:: DATA LISTING ::
┌──
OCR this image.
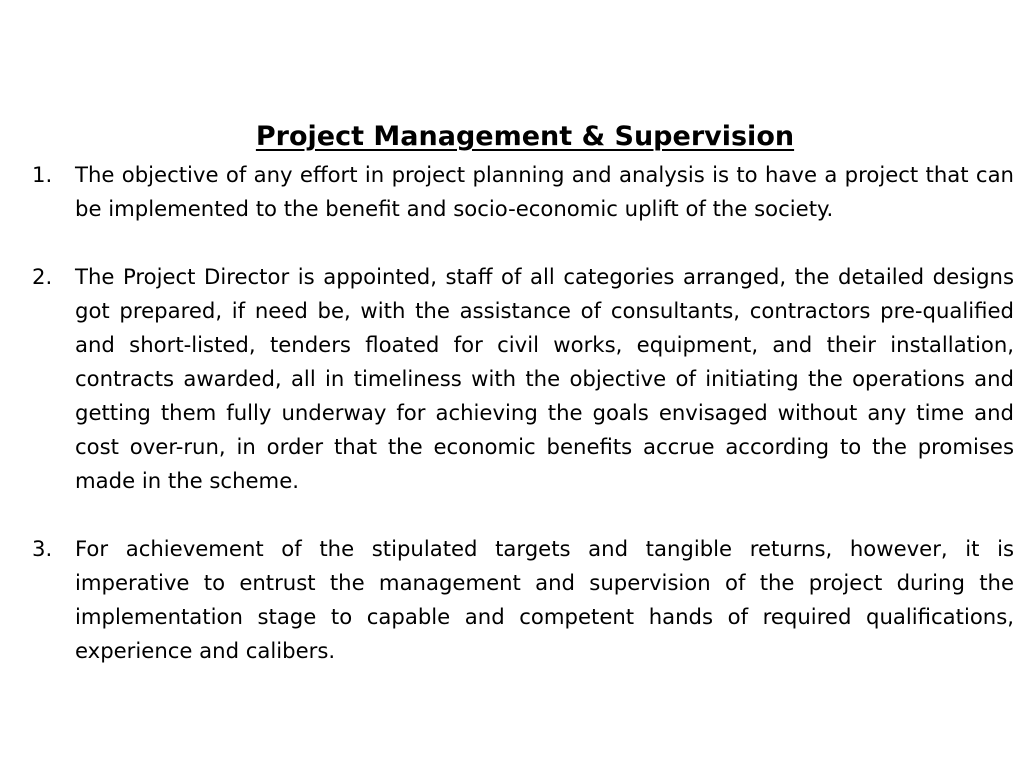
Project Management & Supervision
1. The objective of any effort in project planning and analysis is to have a project that can be implemented to the benefit and socio-economic uplift of the society.
2. The Project Director is appointed, staff of all categories arranged, the detailed designs got prepared, if need be, with the assistance of consultants, contractors pre-qualified and short-listed, tenders floated for civil works, equipment, and their installation, contracts awarded, all in timeliness with the objective of initiating the operations and getting them fully underway for achieving the goals envisaged without any time and cost over-run, in order that the economic benefits accrue according to the promises made in the scheme.
3. For achievement of the stipulated targets and tangible returns, however, it is imperative to entrust the management and supervision of the project during the implementation stage to capable and competent hands of required qualifications, experience and calibers.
└──
:: TASK INSTRUCTIONS ::
Retype the data above exactly; pictures are not part of the copy.

:: THE OUTPUT ::
OCR this image.
Project Management & Supervision
1. The objective of any effort in project planning and analysis is to have a project that can be implemented to the benefit and socio-economic uplift of the society.
2. The Project Director is appointed, staff of all categories arranged, the detailed designs got prepared, if need be, with the assistance of consultants, contractors pre-qualified and short-listed, tenders floated for civil works, equipment, and their installation, contracts awarded, all in timeliness with the objective of initiating the operations and getting them fully underway for achieving the goals envisaged without any time and cost over-run, in order that the economic benefits accrue according to the promises made in the scheme.
3. For achievement of the stipulated targets and tangible returns, however, it is imperative to entrust the management and supervision of the project during the implementation stage to capable and competent hands of required qualifications, experience and calibers.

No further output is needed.